<<<<

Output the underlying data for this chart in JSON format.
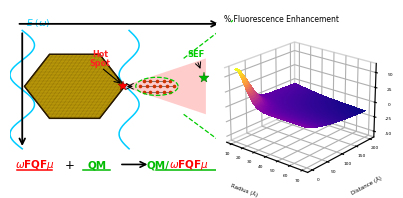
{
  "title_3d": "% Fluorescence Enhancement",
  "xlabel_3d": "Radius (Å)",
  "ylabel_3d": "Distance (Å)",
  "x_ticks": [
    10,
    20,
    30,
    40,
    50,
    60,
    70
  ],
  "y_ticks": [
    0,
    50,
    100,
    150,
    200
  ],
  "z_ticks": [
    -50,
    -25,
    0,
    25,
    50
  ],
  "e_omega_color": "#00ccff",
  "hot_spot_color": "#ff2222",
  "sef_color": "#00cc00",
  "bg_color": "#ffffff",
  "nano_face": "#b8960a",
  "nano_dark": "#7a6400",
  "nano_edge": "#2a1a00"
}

>>>>
<<<<

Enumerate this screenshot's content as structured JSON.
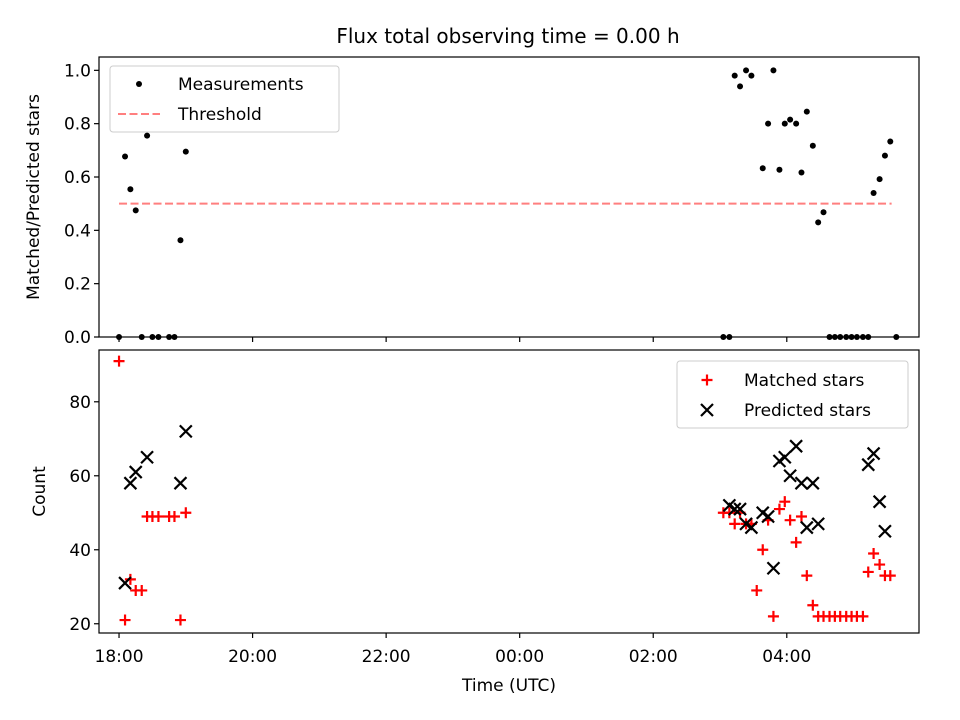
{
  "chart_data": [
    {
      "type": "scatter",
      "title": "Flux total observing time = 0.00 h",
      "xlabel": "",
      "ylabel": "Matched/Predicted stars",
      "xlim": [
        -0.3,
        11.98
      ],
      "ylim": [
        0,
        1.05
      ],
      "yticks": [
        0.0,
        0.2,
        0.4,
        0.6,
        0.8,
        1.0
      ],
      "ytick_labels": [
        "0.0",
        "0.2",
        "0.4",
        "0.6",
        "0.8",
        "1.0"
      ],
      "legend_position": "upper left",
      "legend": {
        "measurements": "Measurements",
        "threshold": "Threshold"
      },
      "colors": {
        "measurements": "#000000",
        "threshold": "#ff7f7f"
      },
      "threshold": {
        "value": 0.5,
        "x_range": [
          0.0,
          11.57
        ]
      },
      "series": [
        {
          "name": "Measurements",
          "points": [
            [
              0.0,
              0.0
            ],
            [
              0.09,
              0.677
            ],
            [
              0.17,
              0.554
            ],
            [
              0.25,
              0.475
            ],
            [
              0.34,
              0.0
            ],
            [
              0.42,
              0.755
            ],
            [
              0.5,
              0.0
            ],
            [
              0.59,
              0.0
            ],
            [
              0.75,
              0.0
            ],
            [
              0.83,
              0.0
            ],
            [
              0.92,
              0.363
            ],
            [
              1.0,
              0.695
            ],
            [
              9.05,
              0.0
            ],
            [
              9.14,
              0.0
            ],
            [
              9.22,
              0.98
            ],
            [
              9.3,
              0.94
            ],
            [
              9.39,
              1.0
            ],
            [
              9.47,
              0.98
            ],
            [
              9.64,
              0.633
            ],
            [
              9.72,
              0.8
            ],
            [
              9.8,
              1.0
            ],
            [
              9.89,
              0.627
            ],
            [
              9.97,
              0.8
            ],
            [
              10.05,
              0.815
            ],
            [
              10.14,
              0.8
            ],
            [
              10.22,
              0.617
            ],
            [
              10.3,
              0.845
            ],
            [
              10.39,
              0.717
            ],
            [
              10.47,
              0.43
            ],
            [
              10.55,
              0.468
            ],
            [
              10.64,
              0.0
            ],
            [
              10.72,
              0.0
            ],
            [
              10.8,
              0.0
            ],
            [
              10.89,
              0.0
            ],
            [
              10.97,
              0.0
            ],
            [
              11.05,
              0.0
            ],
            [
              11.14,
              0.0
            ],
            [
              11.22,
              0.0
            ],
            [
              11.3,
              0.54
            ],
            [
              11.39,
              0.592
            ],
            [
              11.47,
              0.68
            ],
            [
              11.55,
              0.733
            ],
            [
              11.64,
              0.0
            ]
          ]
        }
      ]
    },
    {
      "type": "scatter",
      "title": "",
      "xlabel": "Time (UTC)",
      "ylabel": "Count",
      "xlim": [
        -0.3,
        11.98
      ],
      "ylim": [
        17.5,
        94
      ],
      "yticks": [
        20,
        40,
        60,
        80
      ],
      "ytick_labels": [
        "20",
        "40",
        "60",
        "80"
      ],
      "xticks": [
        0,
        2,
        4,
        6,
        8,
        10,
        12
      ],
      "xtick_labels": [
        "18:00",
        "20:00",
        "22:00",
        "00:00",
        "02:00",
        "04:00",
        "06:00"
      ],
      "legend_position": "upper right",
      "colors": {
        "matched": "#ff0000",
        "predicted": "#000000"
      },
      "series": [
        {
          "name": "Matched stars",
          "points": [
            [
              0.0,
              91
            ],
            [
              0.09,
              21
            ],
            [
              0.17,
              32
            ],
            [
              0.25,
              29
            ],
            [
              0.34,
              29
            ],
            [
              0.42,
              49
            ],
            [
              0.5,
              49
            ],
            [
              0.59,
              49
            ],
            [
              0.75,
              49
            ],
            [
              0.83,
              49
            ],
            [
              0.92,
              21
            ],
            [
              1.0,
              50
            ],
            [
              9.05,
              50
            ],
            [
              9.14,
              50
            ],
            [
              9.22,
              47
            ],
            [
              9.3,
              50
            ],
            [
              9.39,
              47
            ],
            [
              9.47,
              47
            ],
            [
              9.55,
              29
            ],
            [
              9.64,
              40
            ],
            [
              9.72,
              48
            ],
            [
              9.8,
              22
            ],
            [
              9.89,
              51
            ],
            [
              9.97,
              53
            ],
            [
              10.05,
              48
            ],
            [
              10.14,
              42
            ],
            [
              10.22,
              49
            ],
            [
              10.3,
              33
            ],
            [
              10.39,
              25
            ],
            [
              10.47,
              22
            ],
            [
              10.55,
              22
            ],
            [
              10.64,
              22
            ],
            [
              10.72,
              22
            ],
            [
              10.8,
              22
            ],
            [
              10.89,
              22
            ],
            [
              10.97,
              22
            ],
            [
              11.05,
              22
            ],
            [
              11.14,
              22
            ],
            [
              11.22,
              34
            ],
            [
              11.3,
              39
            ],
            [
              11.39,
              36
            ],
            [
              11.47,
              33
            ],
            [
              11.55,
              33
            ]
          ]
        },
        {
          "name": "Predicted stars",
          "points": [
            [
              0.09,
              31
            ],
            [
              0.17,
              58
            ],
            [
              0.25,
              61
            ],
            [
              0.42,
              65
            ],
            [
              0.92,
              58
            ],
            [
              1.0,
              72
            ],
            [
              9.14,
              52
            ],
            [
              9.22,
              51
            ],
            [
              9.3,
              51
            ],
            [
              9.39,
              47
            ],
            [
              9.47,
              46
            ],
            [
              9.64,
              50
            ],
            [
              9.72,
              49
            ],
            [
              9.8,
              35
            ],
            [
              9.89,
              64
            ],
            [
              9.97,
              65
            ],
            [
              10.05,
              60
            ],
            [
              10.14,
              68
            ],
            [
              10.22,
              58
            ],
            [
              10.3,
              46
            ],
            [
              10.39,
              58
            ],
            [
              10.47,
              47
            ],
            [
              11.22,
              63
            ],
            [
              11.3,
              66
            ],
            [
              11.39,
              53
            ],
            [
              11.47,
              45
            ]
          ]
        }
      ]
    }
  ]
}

>>>>

§ Task requirements: Pull out every line in the data above that has the word "name".

§ Full response:
          "name": "Measurements",
          "name": "Matched stars",
          "name": "Predicted stars",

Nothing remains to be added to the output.